--- begin DATA ROWS ---

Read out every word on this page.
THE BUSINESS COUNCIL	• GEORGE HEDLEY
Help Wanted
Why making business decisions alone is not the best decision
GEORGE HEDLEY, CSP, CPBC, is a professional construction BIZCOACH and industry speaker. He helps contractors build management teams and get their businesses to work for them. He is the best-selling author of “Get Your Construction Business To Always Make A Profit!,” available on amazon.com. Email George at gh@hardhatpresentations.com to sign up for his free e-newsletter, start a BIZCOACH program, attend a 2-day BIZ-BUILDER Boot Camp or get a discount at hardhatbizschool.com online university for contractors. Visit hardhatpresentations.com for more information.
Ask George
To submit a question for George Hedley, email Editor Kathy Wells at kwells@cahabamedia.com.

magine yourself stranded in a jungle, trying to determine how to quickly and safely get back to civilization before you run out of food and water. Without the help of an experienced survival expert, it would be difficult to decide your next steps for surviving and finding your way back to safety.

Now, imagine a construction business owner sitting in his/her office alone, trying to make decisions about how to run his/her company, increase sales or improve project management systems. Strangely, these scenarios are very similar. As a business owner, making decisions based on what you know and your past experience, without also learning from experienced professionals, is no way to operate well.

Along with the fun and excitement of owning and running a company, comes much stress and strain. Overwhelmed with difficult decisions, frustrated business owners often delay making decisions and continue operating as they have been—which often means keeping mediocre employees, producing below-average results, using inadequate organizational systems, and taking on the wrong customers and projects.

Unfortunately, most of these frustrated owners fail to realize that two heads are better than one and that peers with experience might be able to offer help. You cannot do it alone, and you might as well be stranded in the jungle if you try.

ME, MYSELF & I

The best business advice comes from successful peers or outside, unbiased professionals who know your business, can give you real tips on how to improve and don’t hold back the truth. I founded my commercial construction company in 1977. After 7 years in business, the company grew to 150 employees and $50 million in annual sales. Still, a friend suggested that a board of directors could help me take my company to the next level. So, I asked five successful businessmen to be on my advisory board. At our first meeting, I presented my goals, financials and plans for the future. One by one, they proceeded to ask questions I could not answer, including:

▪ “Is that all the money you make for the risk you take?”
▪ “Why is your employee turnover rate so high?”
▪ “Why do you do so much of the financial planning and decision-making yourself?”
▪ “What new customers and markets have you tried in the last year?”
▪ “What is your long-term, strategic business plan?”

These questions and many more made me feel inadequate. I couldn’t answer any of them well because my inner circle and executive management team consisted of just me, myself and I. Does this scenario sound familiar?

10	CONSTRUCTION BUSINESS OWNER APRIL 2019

--- end DATA ROWS ---

Repeat each entry word for word.

# SOLUTION BELOW
Read out every word on this page.
THE BUSINESS COUNCIL	• GEORGE HEDLEY
Help Wanted
Why making business decisions alone is not the best decision
GEORGE HEDLEY, CSP, CPBC, is a professional construction BIZCOACH and industry speaker. He helps contractors build management teams and get their businesses to work for them. He is the best-selling author of “Get Your Construction Business To Always Make A Profit!,” available on amazon.com. Email George at gh@hardhatpresentations.com to sign up for his free e-newsletter, start a BIZCOACH program, attend a 2-day BIZ-BUILDER Boot Camp or get a discount at hardhatbizschool.com online university for contractors. Visit hardhatpresentations.com for more information.
Ask George
To submit a question for George Hedley, email Editor Kathy Wells at kwells@cahabamedia.com.

magine yourself stranded in a jungle, trying to determine how to quickly and safely get back to civilization before you run out of food and water. Without the help of an experienced survival expert, it would be difficult to decide your next steps for surviving and finding your way back to safety.

Now, imagine a construction business owner sitting in his/her office alone, trying to make decisions about how to run his/her company, increase sales or improve project management systems. Strangely, these scenarios are very similar. As a business owner, making decisions based on what you know and your past experience, without also learning from experienced professionals, is no way to operate well.

Along with the fun and excitement of owning and running a company, comes much stress and strain. Overwhelmed with difficult decisions, frustrated business owners often delay making decisions and continue operating as they have been—which often means keeping mediocre employees, producing below-average results, using inadequate organizational systems, and taking on the wrong customers and projects.

Unfortunately, most of these frustrated owners fail to realize that two heads are better than one and that peers with experience might be able to offer help. You cannot do it alone, and you might as well be stranded in the jungle if you try.

ME, MYSELF & I

The best business advice comes from successful peers or outside, unbiased professionals who know your business, can give you real tips on how to improve and don’t hold back the truth. I founded my commercial construction company in 1977. After 7 years in business, the company grew to 150 employees and $50 million in annual sales. Still, a friend suggested that a board of directors could help me take my company to the next level. So, I asked five successful businessmen to be on my advisory board. At our first meeting, I presented my goals, financials and plans for the future. One by one, they proceeded to ask questions I could not answer, including:

▪ “Is that all the money you make for the risk you take?”
▪ “Why is your employee turnover rate so high?”
▪ “Why do you do so much of the financial planning and decision-making yourself?”
▪ “What new customers and markets have you tried in the last year?”
▪ “What is your long-term, strategic business plan?”

These questions and many more made me feel inadequate. I couldn’t answer any of them well because my inner circle and executive management team consisted of just me, myself and I. Does this scenario sound familiar?

10	CONSTRUCTION BUSINESS OWNER APRIL 2019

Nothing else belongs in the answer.